- EXERCISE OBJECTIVE: Please copy all the lines that follow, word for word.

- SUPPLIED RECORDS:

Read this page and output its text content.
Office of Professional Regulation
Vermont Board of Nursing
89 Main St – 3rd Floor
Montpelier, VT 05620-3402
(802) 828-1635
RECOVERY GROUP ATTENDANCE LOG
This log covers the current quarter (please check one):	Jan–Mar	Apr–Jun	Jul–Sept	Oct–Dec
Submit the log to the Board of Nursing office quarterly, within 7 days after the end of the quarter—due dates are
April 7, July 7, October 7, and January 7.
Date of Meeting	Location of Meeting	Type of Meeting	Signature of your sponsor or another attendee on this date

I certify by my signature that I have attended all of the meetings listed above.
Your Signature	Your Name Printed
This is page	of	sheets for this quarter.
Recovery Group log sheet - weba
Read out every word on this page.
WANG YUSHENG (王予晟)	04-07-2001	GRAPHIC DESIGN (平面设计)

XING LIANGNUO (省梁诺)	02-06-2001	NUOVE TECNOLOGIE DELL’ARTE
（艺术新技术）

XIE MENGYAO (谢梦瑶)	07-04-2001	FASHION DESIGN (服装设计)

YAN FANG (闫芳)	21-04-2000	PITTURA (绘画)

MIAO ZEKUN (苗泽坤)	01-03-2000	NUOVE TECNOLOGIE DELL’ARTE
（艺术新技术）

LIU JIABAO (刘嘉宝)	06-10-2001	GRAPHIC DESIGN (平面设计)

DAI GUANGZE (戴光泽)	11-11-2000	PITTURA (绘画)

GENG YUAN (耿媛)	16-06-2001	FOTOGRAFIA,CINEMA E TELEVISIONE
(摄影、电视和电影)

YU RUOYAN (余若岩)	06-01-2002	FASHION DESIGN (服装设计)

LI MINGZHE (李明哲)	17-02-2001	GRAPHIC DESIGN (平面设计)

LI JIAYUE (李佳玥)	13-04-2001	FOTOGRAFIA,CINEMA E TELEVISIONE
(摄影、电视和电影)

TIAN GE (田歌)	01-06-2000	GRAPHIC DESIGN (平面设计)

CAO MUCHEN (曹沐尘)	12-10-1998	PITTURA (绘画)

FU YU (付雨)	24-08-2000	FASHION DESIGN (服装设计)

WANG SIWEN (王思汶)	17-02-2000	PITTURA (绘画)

- EXERCISE RESPONSE:
Read this page and output its text content.
Office of Professional Regulation
Vermont Board of Nursing
89 Main St – 3rd Floor
Montpelier, VT 05620-3402
(802) 828-1635
RECOVERY GROUP ATTENDANCE LOG
This log covers the current quarter (please check one):	Jan–Mar	Apr–Jun	Jul–Sept	Oct–Dec
Submit the log to the Board of Nursing office quarterly, within 7 days after the end of the quarter—due dates are
April 7, July 7, October 7, and January 7.
Date of Meeting	Location of Meeting	Type of Meeting	Signature of your sponsor or another attendee on this date

I certify by my signature that I have attended all of the meetings listed above.
Your Signature	Your Name Printed
This is page	of	sheets for this quarter.
Recovery Group log sheet - weba
Read out every word on this page.
WANG YUSHENG (王予晟)	04-07-2001	GRAPHIC DESIGN (平面设计)

XING LIANGNUO (省梁诺)	02-06-2001	NUOVE TECNOLOGIE DELL’ARTE
（艺术新技术）

XIE MENGYAO (谢梦瑶)	07-04-2001	FASHION DESIGN (服装设计)

YAN FANG (闫芳)	21-04-2000	PITTURA (绘画)

MIAO ZEKUN (苗泽坤)	01-03-2000	NUOVE TECNOLOGIE DELL’ARTE
（艺术新技术）

LIU JIABAO (刘嘉宝)	06-10-2001	GRAPHIC DESIGN (平面设计)

DAI GUANGZE (戴光泽)	11-11-2000	PITTURA (绘画)

GENG YUAN (耿媛)	16-06-2001	FOTOGRAFIA,CINEMA E TELEVISIONE
(摄影、电视和电影)

YU RUOYAN (余若岩)	06-01-2002	FASHION DESIGN (服装设计)

LI MINGZHE (李明哲)	17-02-2001	GRAPHIC DESIGN (平面设计)

LI JIAYUE (李佳玥)	13-04-2001	FOTOGRAFIA,CINEMA E TELEVISIONE
(摄影、电视和电影)

TIAN GE (田歌)	01-06-2000	GRAPHIC DESIGN (平面设计)

CAO MUCHEN (曹沐尘)	12-10-1998	PITTURA (绘画)

FU YU (付雨)	24-08-2000	FASHION DESIGN (服装设计)

WANG SIWEN (王思汶)	17-02-2000	PITTURA (绘画)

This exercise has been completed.